## The task
Copy out all lines that carry the word "Kawanatanga".

(Stored data entries)
################
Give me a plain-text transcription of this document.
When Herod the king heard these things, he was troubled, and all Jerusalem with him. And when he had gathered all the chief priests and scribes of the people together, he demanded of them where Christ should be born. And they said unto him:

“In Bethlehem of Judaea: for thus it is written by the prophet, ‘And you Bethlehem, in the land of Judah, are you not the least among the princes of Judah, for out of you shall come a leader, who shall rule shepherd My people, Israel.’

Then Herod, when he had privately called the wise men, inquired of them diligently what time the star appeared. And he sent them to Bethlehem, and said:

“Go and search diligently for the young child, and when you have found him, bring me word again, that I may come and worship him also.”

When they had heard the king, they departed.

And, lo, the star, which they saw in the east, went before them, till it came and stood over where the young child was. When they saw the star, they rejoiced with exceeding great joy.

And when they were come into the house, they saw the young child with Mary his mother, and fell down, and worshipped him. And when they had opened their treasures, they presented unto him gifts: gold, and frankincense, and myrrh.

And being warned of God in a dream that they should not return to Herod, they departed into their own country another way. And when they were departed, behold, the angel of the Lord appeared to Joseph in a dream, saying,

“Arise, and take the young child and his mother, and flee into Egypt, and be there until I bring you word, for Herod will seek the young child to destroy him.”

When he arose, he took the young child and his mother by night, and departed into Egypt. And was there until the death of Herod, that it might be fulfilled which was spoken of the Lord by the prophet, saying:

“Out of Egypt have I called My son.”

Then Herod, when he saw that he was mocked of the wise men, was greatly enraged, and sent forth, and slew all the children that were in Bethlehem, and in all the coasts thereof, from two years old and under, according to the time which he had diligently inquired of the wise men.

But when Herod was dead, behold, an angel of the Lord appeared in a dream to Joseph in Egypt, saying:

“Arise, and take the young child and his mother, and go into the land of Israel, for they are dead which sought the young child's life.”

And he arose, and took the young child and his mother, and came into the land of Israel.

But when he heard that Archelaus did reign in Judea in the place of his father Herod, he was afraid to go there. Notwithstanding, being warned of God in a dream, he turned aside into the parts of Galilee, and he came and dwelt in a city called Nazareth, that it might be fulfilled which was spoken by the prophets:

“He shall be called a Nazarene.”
################
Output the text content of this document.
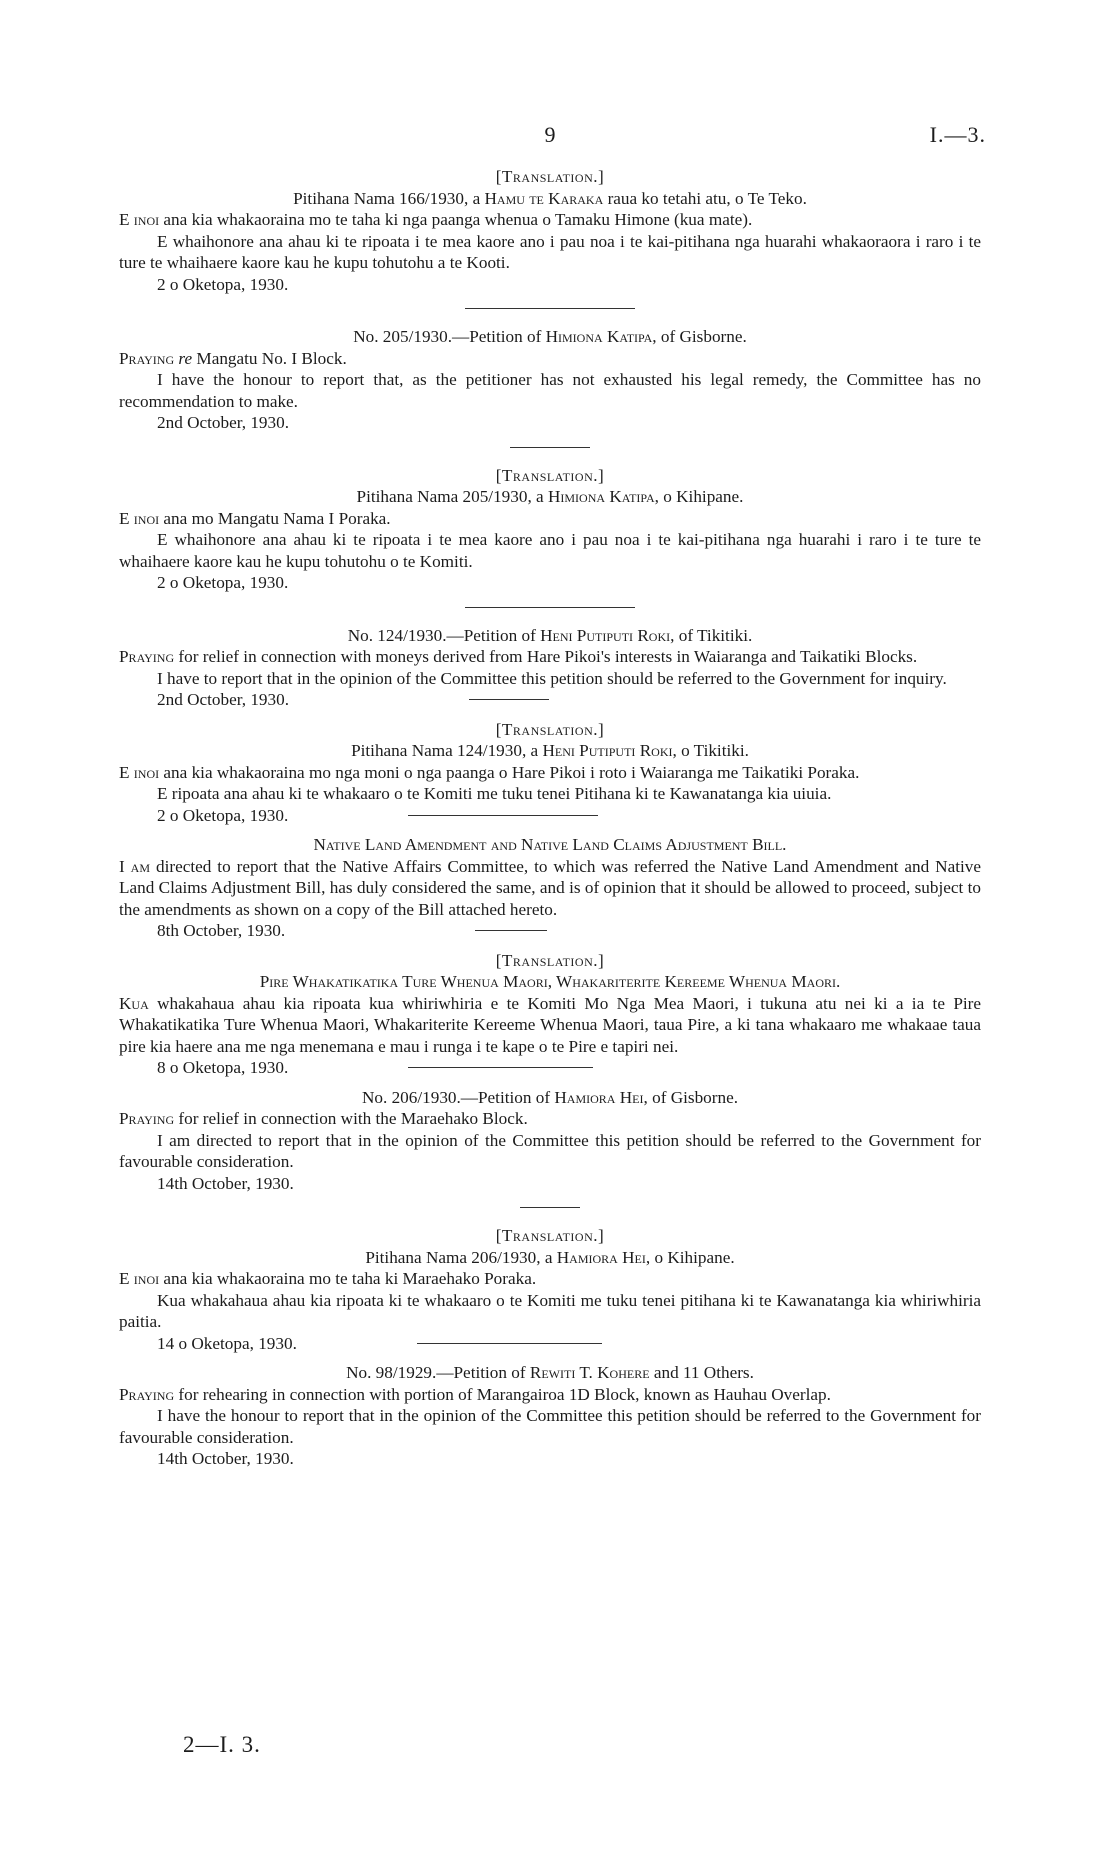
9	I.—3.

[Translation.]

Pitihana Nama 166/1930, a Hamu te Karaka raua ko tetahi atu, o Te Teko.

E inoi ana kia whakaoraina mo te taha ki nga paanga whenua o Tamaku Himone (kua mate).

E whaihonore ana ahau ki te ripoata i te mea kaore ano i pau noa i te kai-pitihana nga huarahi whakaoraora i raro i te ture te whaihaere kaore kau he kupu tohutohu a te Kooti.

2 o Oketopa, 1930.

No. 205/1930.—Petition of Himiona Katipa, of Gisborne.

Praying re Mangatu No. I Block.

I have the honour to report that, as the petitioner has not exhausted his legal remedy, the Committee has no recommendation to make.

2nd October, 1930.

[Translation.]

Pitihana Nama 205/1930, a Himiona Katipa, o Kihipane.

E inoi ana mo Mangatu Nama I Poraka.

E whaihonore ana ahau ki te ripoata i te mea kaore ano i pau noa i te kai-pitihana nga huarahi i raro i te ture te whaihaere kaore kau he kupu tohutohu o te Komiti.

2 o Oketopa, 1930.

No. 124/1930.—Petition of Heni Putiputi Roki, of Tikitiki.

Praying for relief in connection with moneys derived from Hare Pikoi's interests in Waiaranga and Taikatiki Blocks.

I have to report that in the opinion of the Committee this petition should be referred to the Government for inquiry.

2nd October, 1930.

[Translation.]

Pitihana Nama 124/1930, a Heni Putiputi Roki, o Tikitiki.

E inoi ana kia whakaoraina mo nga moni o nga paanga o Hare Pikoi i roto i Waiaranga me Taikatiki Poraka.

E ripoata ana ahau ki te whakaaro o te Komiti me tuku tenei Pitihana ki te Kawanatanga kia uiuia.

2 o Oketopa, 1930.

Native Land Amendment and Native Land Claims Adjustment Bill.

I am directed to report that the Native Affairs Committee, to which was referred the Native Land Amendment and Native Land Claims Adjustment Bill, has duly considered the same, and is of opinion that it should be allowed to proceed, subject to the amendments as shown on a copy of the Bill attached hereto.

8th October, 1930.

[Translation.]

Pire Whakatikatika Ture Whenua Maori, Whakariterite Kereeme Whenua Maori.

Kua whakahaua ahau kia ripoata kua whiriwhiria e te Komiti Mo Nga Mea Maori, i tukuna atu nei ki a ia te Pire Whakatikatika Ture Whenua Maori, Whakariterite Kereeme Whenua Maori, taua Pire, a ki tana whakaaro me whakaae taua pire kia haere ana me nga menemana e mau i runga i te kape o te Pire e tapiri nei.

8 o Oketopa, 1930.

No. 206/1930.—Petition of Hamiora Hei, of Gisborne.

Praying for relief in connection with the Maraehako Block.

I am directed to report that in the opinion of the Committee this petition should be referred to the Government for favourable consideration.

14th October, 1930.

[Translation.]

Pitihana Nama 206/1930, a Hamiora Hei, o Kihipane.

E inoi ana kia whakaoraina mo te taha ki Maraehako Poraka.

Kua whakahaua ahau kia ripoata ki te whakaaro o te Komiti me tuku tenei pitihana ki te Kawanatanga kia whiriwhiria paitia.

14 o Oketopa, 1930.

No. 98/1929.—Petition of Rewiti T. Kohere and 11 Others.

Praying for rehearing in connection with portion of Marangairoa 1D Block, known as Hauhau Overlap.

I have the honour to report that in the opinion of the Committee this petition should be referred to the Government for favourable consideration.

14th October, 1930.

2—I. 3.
################
## Output of the task
E ripoata ana ahau ki te whakaaro o te Komiti me tuku tenei Pitihana ki te Kawanatanga kia uiuia.
Kua whakahaua ahau kia ripoata ki te whakaaro o te Komiti me tuku tenei pitihana ki te Kawanatanga kia whiriwhiria paitia.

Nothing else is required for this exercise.